Entries with figure data

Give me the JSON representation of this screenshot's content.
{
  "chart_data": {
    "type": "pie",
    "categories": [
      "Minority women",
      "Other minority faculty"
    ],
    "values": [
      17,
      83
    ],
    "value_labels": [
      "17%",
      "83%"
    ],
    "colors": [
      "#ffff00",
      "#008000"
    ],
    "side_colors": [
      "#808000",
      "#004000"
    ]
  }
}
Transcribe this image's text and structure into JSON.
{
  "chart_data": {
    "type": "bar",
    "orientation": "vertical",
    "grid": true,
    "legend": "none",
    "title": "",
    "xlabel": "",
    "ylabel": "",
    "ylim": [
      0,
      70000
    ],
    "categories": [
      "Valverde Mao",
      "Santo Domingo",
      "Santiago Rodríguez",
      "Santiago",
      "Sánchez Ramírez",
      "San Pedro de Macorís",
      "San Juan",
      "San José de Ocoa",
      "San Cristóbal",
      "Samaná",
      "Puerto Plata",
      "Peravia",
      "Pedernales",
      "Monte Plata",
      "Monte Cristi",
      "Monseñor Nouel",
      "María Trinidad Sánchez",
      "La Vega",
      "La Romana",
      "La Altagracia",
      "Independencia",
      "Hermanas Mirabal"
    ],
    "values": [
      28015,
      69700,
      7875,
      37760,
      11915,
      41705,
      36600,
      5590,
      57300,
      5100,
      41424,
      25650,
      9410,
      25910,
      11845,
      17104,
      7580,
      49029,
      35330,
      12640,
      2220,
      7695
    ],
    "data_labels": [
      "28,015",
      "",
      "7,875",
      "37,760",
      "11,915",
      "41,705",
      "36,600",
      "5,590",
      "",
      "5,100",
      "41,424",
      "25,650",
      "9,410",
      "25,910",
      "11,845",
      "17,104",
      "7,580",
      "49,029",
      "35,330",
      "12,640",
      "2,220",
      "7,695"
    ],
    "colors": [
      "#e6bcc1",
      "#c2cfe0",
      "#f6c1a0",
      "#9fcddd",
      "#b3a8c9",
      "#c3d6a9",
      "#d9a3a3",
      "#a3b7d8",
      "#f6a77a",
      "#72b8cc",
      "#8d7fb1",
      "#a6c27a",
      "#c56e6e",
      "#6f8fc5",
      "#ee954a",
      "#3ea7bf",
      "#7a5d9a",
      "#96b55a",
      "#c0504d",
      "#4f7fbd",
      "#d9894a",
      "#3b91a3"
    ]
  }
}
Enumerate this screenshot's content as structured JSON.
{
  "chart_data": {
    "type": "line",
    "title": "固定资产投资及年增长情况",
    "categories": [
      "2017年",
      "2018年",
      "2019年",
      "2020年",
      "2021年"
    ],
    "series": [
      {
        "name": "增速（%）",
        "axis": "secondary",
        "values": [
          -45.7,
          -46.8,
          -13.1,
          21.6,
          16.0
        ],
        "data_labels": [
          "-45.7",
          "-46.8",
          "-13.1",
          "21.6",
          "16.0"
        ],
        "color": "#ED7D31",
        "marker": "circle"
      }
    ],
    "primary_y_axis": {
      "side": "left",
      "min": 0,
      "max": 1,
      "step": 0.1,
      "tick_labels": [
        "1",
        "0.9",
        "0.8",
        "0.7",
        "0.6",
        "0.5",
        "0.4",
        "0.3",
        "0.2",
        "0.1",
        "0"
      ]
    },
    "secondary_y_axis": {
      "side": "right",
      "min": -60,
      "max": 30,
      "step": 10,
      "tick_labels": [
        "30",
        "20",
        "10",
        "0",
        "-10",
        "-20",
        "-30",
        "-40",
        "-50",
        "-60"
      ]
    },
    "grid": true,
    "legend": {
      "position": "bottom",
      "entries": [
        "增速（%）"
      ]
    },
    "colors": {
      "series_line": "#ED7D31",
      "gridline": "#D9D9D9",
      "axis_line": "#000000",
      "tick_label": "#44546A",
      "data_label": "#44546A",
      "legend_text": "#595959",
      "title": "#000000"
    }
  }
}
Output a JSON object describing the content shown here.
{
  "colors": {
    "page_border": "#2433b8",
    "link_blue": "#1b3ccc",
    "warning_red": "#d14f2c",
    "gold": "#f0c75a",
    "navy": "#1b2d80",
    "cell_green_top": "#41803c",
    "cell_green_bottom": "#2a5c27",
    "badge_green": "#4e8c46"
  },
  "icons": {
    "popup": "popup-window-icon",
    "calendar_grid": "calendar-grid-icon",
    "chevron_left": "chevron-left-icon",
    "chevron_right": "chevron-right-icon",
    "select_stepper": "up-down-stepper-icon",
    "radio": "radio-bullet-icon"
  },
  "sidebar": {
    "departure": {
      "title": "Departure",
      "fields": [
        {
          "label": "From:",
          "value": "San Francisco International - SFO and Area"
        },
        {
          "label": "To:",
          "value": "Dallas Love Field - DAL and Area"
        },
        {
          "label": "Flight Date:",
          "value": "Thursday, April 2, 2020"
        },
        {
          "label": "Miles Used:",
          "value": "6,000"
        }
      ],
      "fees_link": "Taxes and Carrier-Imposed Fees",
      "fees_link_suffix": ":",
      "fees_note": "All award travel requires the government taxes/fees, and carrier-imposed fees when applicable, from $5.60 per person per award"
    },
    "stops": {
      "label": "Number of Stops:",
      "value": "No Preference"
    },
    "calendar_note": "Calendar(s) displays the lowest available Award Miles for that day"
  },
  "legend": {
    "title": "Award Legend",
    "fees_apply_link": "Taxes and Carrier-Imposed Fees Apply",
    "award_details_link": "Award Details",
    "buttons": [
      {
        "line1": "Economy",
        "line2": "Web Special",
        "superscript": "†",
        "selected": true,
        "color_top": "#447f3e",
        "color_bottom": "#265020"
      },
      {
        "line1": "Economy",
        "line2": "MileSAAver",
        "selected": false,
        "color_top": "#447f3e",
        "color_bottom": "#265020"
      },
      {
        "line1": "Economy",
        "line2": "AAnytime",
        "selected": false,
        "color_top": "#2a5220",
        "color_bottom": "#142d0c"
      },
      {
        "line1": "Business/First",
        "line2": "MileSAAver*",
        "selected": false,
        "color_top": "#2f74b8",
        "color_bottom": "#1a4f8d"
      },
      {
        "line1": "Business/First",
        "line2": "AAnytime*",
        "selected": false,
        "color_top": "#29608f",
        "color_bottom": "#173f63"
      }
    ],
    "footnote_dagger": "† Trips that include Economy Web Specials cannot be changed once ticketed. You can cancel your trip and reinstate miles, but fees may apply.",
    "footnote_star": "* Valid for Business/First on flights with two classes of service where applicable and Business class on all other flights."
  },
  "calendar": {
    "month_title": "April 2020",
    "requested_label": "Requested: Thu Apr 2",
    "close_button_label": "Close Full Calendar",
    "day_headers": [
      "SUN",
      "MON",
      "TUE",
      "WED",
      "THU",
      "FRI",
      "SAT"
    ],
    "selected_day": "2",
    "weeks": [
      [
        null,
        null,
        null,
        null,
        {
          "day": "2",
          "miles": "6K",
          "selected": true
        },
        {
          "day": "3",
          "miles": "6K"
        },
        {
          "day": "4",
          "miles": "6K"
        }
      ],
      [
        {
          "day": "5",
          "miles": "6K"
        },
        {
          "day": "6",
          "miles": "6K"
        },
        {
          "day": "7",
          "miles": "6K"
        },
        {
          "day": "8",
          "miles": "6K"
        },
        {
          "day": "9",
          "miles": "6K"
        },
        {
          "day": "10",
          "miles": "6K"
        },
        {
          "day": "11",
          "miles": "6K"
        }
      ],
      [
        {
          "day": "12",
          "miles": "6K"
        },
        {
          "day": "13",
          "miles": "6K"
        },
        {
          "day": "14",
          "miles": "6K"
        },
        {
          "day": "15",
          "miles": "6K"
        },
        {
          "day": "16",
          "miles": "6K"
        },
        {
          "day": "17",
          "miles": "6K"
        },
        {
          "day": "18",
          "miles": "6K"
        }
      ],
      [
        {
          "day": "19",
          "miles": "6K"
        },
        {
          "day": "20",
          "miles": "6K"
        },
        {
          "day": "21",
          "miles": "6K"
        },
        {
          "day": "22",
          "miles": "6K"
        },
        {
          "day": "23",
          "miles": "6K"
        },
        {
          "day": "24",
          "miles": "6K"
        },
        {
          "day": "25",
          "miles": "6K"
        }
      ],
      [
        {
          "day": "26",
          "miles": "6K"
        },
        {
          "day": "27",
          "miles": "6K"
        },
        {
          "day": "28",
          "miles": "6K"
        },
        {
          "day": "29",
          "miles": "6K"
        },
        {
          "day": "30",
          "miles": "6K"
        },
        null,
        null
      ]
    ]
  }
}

- Written task -
Check each line above for the string "Sánchez" and show the ones that have it.

- Answer to this exercise -
      "Sánchez Ramírez",
      "María Trinidad Sánchez",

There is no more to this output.